Exercise aim
Lines that contain the string "start" are to be copied; leave out all others.

------ Given records ------

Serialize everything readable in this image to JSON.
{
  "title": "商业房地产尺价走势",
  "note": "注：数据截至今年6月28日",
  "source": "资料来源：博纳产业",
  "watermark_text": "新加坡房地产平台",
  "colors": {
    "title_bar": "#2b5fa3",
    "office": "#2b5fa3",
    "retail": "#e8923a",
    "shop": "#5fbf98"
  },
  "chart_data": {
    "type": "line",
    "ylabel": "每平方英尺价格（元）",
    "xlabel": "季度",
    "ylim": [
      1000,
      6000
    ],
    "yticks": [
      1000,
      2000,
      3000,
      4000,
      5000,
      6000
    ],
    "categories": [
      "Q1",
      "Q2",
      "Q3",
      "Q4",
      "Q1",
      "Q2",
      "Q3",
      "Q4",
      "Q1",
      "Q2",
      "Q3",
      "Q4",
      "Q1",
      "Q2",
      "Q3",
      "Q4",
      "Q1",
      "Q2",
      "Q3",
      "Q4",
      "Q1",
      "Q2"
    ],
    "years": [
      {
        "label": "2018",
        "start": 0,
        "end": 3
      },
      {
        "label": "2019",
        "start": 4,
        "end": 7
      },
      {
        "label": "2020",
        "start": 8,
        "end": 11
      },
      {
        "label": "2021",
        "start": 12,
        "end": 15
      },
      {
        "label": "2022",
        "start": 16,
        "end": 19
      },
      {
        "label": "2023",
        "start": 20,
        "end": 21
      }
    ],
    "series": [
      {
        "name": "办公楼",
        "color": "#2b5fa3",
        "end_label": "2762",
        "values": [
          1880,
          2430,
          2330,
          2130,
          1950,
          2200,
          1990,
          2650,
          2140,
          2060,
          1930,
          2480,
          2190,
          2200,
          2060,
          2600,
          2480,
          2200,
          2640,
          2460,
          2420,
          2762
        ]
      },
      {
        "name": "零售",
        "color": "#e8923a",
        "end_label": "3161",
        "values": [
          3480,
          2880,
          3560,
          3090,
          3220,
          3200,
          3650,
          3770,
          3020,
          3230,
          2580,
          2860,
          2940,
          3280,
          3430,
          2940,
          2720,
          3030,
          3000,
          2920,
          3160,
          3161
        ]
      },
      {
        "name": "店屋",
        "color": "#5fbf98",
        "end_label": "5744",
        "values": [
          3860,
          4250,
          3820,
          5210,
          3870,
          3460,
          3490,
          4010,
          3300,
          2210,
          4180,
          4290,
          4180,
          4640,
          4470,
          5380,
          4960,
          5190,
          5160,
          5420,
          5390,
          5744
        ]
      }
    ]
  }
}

------

The output
        "start": 0,
        "start": 4,
        "start": 8,
        "start": 12,
        "start": 16,
        "start": 20,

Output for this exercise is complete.